::: Provided records
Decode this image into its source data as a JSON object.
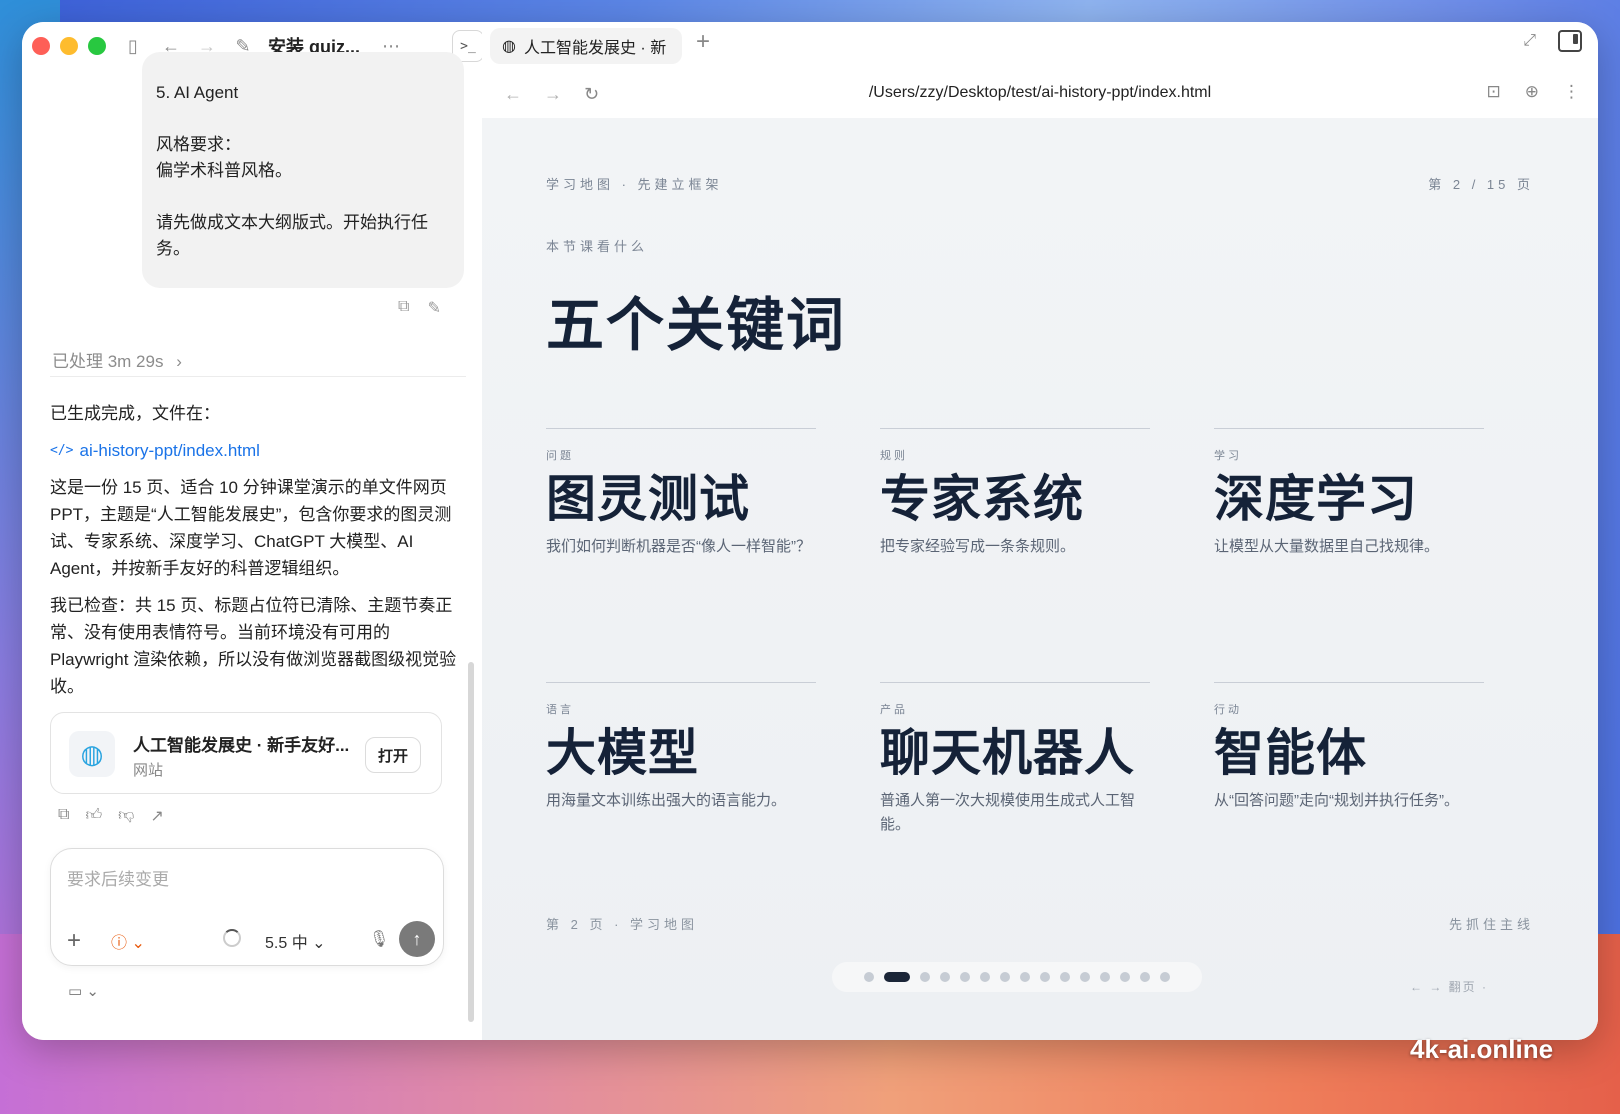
{
  "left": {
    "doc_title": "安装 guiz...",
    "user_bubble": {
      "lines": [
        "5. AI Agent",
        "",
        "风格要求：",
        "偏学术科普风格。",
        "",
        "请先做成文本大纲版式。开始执行任务。"
      ]
    },
    "processed_label": "已处理 3m 29s",
    "answer": {
      "intro": "已生成完成，文件在：",
      "file_link": "ai-history-ppt/index.html",
      "para1": "这是一份 15 页、适合 10 分钟课堂演示的单文件网页 PPT，主题是“人工智能发展史”，包含你要求的图灵测试、专家系统、深度学习、ChatGPT 大模型、AI Agent，并按新手友好的科普逻辑组织。",
      "para2": "我已检查：共 15 页、标题占位符已清除、主题节奏正常、没有使用表情符号。当前环境没有可用的 Playwright 渲染依赖，所以没有做浏览器截图级视觉验收。"
    },
    "card": {
      "title": "人工智能发展史 · 新手友好...",
      "subtitle": "网站",
      "open_label": "打开"
    },
    "composer": {
      "placeholder": "要求后续变更",
      "model_label": "5.5 中"
    }
  },
  "browser": {
    "tab_title": "人工智能发展史 · 新",
    "url": "/Users/zzy/Desktop/test/ai-history-ppt/index.html"
  },
  "slide": {
    "section": "学习地图 · 先建立框架",
    "page_indicator": "第 2 / 15 页",
    "kicker": "本节课看什么",
    "title": "五个关键词",
    "keywords": [
      {
        "tag": "问题",
        "name": "图灵测试",
        "desc": "我们如何判断机器是否“像人一样智能”？"
      },
      {
        "tag": "规则",
        "name": "专家系统",
        "desc": "把专家经验写成一条条规则。"
      },
      {
        "tag": "学习",
        "name": "深度学习",
        "desc": "让模型从大量数据里自己找规律。"
      },
      {
        "tag": "语言",
        "name": "大模型",
        "desc": "用海量文本训练出强大的语言能力。"
      },
      {
        "tag": "产品",
        "name": "聊天机器人",
        "desc": "普通人第一次大规模使用生成式人工智能。"
      },
      {
        "tag": "行动",
        "name": "智能体",
        "desc": "从“回答问题”走向“规划并执行任务”。"
      }
    ],
    "footer_left": "第 2 页 · 学习地图",
    "footer_right": "先抓住主线",
    "keys_hint": "← → 翻页 ·",
    "pager": {
      "total": 15,
      "current": 2
    }
  },
  "watermark": "4k-ai.online"
}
::::::
Exercise prompt: Write out the material above once more, exactly as it reads, with no pictures.

Exercise answer:
Decode this image into its source data as a JSON object.
{
  "left": {
    "doc_title": "安装 guiz...",
    "user_bubble": {
      "lines": [
        "5. AI Agent",
        "",
        "风格要求：",
        "偏学术科普风格。",
        "",
        "请先做成文本大纲版式。开始执行任务。"
      ]
    },
    "processed_label": "已处理 3m 29s",
    "answer": {
      "intro": "已生成完成，文件在：",
      "file_link": "ai-history-ppt/index.html",
      "para1": "这是一份 15 页、适合 10 分钟课堂演示的单文件网页 PPT，主题是“人工智能发展史”，包含你要求的图灵测试、专家系统、深度学习、ChatGPT 大模型、AI Agent，并按新手友好的科普逻辑组织。",
      "para2": "我已检查：共 15 页、标题占位符已清除、主题节奏正常、没有使用表情符号。当前环境没有可用的 Playwright 渲染依赖，所以没有做浏览器截图级视觉验收。"
    },
    "card": {
      "title": "人工智能发展史 · 新手友好...",
      "subtitle": "网站",
      "open_label": "打开"
    },
    "composer": {
      "placeholder": "要求后续变更",
      "model_label": "5.5 中"
    }
  },
  "browser": {
    "tab_title": "人工智能发展史 · 新",
    "url": "/Users/zzy/Desktop/test/ai-history-ppt/index.html"
  },
  "slide": {
    "section": "学习地图 · 先建立框架",
    "page_indicator": "第 2 / 15 页",
    "kicker": "本节课看什么",
    "title": "五个关键词",
    "keywords": [
      {
        "tag": "问题",
        "name": "图灵测试",
        "desc": "我们如何判断机器是否“像人一样智能”？"
      },
      {
        "tag": "规则",
        "name": "专家系统",
        "desc": "把专家经验写成一条条规则。"
      },
      {
        "tag": "学习",
        "name": "深度学习",
        "desc": "让模型从大量数据里自己找规律。"
      },
      {
        "tag": "语言",
        "name": "大模型",
        "desc": "用海量文本训练出强大的语言能力。"
      },
      {
        "tag": "产品",
        "name": "聊天机器人",
        "desc": "普通人第一次大规模使用生成式人工智能。"
      },
      {
        "tag": "行动",
        "name": "智能体",
        "desc": "从“回答问题”走向“规划并执行任务”。"
      }
    ],
    "footer_left": "第 2 页 · 学习地图",
    "footer_right": "先抓住主线",
    "keys_hint": "← → 翻页 ·",
    "pager": {
      "total": 15,
      "current": 2
    }
  },
  "watermark": "4k-ai.online"
}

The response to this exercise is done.